__JOB__. Collect every line of the entries below that contains the word "targets", and copy each such line in full.

__MATERIAL SUPPLIED__.
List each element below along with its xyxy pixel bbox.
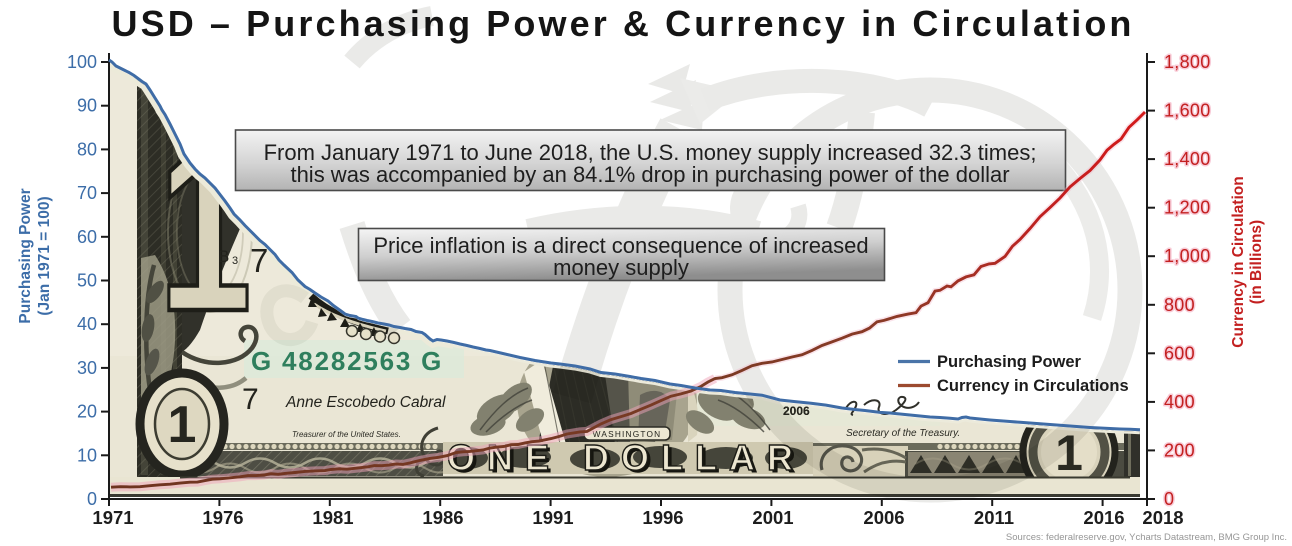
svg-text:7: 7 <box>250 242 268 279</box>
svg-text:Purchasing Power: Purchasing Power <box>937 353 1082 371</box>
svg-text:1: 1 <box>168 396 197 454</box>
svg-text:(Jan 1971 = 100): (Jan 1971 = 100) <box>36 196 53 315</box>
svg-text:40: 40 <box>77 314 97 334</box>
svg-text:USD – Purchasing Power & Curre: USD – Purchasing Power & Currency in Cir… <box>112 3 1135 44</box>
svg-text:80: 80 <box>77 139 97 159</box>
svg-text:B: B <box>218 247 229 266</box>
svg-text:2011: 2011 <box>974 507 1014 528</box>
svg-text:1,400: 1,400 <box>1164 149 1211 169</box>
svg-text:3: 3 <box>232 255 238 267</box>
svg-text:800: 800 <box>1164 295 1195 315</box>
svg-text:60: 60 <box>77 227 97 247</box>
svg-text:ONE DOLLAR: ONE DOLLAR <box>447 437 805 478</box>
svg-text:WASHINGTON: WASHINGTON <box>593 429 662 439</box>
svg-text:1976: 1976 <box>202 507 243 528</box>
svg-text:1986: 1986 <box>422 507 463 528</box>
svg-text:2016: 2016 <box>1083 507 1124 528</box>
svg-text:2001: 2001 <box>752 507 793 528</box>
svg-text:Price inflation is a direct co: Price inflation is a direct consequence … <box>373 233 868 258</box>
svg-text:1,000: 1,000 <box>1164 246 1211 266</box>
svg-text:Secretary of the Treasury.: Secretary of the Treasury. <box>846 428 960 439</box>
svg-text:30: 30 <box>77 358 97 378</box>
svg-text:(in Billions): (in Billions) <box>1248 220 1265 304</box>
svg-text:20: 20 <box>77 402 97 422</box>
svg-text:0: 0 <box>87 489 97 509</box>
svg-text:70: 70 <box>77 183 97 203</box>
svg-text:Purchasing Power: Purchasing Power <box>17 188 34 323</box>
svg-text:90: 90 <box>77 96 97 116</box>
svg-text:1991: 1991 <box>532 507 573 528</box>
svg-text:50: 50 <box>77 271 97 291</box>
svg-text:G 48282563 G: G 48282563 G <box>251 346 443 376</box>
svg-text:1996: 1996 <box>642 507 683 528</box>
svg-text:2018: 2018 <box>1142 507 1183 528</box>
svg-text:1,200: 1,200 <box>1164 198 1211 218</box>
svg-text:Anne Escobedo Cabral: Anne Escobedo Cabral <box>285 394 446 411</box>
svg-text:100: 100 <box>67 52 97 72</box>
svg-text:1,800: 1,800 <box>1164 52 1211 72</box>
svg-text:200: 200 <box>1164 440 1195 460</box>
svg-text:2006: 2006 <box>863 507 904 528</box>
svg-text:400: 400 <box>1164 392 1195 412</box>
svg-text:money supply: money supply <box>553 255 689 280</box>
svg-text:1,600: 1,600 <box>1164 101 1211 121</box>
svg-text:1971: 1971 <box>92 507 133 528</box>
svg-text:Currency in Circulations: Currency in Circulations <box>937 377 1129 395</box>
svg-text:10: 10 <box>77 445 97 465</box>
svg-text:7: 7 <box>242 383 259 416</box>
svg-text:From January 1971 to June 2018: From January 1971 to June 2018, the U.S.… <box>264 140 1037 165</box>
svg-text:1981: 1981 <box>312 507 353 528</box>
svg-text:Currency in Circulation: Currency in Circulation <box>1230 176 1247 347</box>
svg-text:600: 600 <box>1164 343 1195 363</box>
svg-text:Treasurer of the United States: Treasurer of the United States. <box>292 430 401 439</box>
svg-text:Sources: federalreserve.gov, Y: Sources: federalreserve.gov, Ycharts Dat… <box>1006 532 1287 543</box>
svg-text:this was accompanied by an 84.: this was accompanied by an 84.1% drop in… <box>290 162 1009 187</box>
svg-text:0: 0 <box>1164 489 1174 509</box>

==

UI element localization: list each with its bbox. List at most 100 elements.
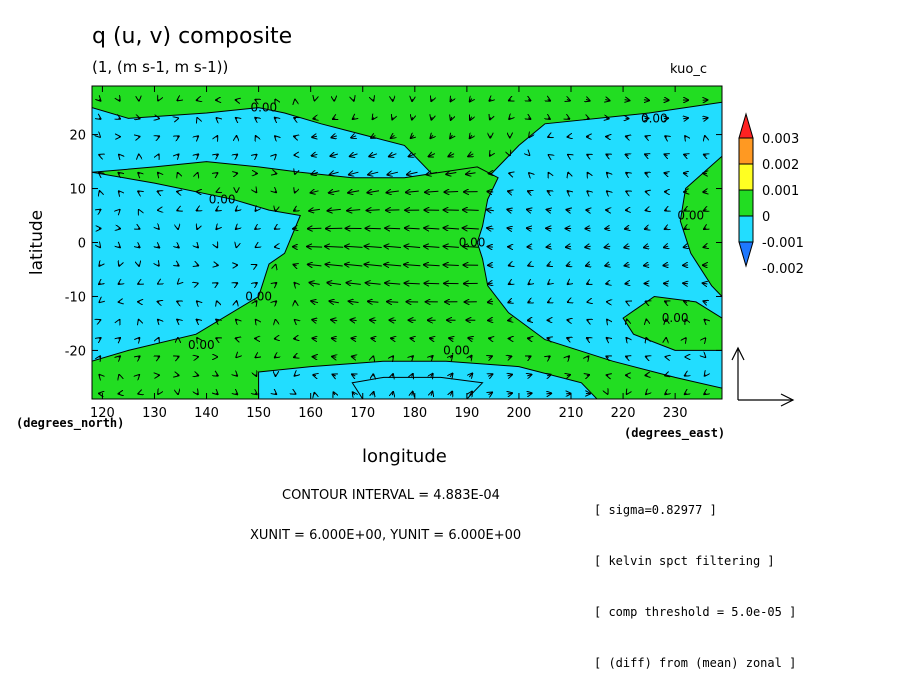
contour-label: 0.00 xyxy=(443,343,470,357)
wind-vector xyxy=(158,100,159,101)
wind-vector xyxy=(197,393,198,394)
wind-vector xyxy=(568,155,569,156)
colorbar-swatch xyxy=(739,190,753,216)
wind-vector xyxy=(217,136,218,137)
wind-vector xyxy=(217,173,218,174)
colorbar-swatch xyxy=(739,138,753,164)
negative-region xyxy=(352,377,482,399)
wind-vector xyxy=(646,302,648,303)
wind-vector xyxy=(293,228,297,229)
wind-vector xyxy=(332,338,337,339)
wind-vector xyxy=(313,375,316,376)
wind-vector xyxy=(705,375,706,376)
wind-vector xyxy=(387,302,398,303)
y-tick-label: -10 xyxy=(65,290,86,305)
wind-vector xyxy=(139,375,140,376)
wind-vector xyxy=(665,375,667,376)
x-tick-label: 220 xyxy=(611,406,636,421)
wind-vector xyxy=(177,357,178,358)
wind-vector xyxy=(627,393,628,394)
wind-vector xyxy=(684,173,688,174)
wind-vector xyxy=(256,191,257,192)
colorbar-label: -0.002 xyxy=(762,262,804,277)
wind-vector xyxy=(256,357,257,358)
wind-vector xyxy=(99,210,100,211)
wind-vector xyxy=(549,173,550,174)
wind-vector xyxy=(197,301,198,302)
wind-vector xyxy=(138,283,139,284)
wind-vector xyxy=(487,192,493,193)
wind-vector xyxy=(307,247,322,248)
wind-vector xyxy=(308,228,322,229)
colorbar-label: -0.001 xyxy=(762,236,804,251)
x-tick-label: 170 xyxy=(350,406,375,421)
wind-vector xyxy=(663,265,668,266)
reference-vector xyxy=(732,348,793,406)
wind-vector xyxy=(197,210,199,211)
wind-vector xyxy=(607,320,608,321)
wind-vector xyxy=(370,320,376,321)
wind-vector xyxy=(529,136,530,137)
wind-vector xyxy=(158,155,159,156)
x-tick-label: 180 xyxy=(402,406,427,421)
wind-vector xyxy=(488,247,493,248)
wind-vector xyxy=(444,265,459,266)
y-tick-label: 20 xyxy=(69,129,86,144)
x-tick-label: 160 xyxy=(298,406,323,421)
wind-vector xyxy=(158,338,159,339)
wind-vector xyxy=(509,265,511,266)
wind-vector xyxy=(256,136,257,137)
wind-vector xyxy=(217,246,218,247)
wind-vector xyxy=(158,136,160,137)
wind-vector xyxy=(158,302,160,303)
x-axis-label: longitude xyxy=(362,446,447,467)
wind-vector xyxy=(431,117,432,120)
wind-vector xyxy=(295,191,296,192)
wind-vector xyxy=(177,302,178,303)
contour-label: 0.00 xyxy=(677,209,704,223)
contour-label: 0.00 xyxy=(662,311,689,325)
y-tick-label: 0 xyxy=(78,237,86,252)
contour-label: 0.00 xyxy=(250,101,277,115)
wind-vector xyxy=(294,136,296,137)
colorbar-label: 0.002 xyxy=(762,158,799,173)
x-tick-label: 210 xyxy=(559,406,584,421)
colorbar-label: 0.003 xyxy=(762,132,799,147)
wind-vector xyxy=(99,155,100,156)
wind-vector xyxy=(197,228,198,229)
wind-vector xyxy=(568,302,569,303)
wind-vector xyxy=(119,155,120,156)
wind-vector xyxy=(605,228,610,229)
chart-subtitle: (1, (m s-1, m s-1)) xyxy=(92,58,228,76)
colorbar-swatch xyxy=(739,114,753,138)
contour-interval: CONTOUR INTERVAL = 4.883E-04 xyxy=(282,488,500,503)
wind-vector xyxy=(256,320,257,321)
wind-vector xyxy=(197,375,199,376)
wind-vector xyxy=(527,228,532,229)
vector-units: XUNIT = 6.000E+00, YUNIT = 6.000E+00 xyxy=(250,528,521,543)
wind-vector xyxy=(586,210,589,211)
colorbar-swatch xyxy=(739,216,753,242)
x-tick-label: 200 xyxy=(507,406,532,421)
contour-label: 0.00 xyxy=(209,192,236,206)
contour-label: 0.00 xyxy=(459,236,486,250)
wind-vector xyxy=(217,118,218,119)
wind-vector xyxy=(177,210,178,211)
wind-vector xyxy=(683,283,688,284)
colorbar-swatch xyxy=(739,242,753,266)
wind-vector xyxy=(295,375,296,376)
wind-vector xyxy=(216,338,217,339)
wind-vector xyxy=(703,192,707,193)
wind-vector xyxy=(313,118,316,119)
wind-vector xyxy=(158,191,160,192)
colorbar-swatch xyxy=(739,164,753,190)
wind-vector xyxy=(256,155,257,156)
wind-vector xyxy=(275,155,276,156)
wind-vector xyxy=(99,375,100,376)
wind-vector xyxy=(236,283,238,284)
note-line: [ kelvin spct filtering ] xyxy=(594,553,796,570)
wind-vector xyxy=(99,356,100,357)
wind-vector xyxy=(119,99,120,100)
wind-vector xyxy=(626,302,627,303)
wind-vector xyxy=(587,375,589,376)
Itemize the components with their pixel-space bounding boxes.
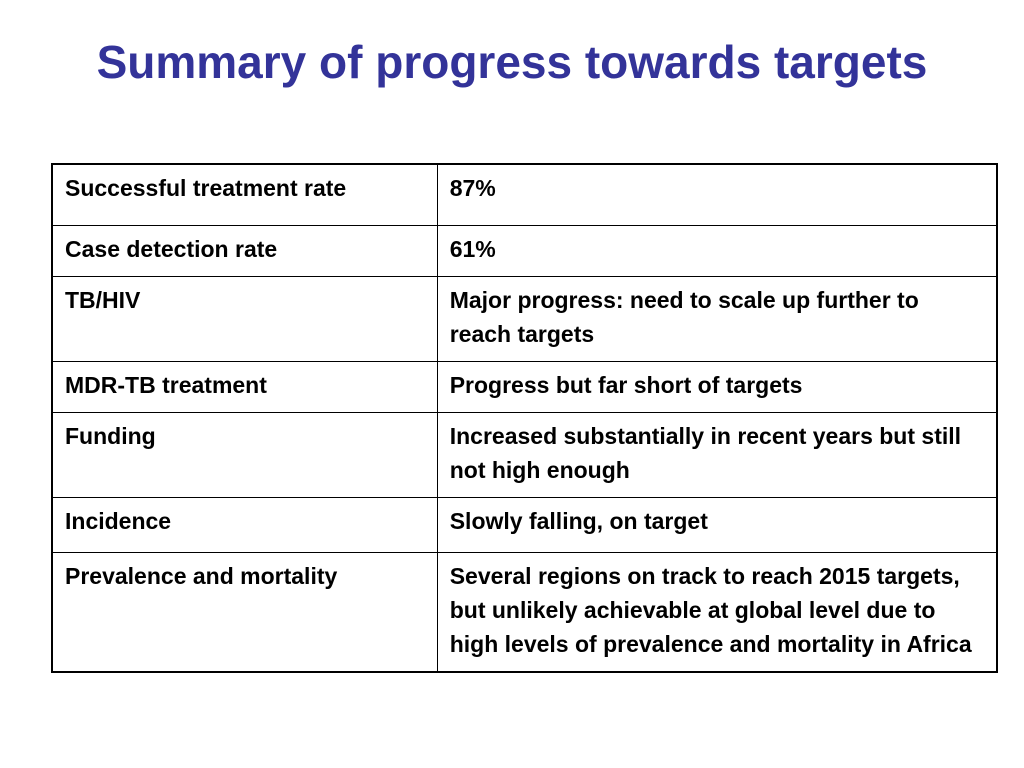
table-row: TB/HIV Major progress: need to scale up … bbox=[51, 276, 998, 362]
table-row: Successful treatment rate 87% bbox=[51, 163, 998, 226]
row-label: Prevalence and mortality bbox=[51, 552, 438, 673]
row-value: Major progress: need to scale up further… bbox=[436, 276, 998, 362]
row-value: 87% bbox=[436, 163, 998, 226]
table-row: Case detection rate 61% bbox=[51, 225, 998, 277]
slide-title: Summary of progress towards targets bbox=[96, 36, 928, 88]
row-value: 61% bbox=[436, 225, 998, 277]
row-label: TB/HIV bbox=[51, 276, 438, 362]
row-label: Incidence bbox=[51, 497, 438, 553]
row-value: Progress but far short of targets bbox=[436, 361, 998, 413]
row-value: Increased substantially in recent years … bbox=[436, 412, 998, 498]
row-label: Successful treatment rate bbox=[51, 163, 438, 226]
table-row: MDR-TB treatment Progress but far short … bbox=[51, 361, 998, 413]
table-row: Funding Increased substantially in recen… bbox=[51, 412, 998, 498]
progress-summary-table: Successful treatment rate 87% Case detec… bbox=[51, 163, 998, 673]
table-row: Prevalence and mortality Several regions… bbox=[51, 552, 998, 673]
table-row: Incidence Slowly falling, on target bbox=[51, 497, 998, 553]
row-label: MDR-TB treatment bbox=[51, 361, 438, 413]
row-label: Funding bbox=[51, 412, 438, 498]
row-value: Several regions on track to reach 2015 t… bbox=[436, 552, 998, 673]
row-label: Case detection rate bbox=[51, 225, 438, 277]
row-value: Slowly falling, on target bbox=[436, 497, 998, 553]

__EXERCISE SOLUTION__.
slide-title: Summary of progress towards targets bbox=[96, 36, 928, 88]
row-value: Progress but far short of targets bbox=[436, 361, 998, 413]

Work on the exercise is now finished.